(Collection entries)

▽

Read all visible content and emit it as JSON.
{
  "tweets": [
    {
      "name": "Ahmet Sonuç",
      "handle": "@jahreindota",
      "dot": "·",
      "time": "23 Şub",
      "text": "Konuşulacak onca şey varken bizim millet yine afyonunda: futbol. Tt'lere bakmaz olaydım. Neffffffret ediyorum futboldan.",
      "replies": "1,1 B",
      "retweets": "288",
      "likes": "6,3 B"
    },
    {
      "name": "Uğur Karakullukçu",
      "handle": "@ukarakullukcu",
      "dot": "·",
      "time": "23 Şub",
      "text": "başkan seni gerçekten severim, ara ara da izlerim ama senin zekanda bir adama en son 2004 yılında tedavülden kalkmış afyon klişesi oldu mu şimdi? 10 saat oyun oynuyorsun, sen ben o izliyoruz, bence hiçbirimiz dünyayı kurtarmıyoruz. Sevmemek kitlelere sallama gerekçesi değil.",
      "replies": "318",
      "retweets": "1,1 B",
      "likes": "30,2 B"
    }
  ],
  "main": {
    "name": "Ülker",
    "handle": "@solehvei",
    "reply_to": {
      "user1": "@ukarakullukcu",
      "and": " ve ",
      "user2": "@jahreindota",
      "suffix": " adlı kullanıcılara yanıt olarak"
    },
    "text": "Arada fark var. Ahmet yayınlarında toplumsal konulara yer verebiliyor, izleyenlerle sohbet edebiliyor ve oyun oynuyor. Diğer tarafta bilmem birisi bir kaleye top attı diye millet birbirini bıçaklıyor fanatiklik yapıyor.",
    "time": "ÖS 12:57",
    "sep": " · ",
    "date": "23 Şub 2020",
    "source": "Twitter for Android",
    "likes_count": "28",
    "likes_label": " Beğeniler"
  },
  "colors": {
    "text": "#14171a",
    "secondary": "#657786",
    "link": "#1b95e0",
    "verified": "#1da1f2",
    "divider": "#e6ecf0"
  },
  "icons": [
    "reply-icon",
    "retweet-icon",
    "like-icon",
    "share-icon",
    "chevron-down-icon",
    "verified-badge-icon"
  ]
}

△

__Given task__. Copy every record exactly, with nothing added or dropped.

__Task response__.
Read all visible content and emit it as JSON.
{
  "tweets": [
    {
      "name": "Ahmet Sonuç",
      "handle": "@jahreindota",
      "dot": "·",
      "time": "23 Şub",
      "text": "Konuşulacak onca şey varken bizim millet yine afyonunda: futbol. Tt'lere bakmaz olaydım. Neffffffret ediyorum futboldan.",
      "replies": "1,1 B",
      "retweets": "288",
      "likes": "6,3 B"
    },
    {
      "name": "Uğur Karakullukçu",
      "handle": "@ukarakullukcu",
      "dot": "·",
      "time": "23 Şub",
      "text": "başkan seni gerçekten severim, ara ara da izlerim ama senin zekanda bir adama en son 2004 yılında tedavülden kalkmış afyon klişesi oldu mu şimdi? 10 saat oyun oynuyorsun, sen ben o izliyoruz, bence hiçbirimiz dünyayı kurtarmıyoruz. Sevmemek kitlelere sallama gerekçesi değil.",
      "replies": "318",
      "retweets": "1,1 B",
      "likes": "30,2 B"
    }
  ],
  "main": {
    "name": "Ülker",
    "handle": "@solehvei",
    "reply_to": {
      "user1": "@ukarakullukcu",
      "and": " ve ",
      "user2": "@jahreindota",
      "suffix": " adlı kullanıcılara yanıt olarak"
    },
    "text": "Arada fark var. Ahmet yayınlarında toplumsal konulara yer verebiliyor, izleyenlerle sohbet edebiliyor ve oyun oynuyor. Diğer tarafta bilmem birisi bir kaleye top attı diye millet birbirini bıçaklıyor fanatiklik yapıyor.",
    "time": "ÖS 12:57",
    "sep": " · ",
    "date": "23 Şub 2020",
    "source": "Twitter for Android",
    "likes_count": "28",
    "likes_label": " Beğeniler"
  },
  "colors": {
    "text": "#14171a",
    "secondary": "#657786",
    "link": "#1b95e0",
    "verified": "#1da1f2",
    "divider": "#e6ecf0"
  },
  "icons": [
    "reply-icon",
    "retweet-icon",
    "like-icon",
    "share-icon",
    "chevron-down-icon",
    "verified-badge-icon"
  ]
}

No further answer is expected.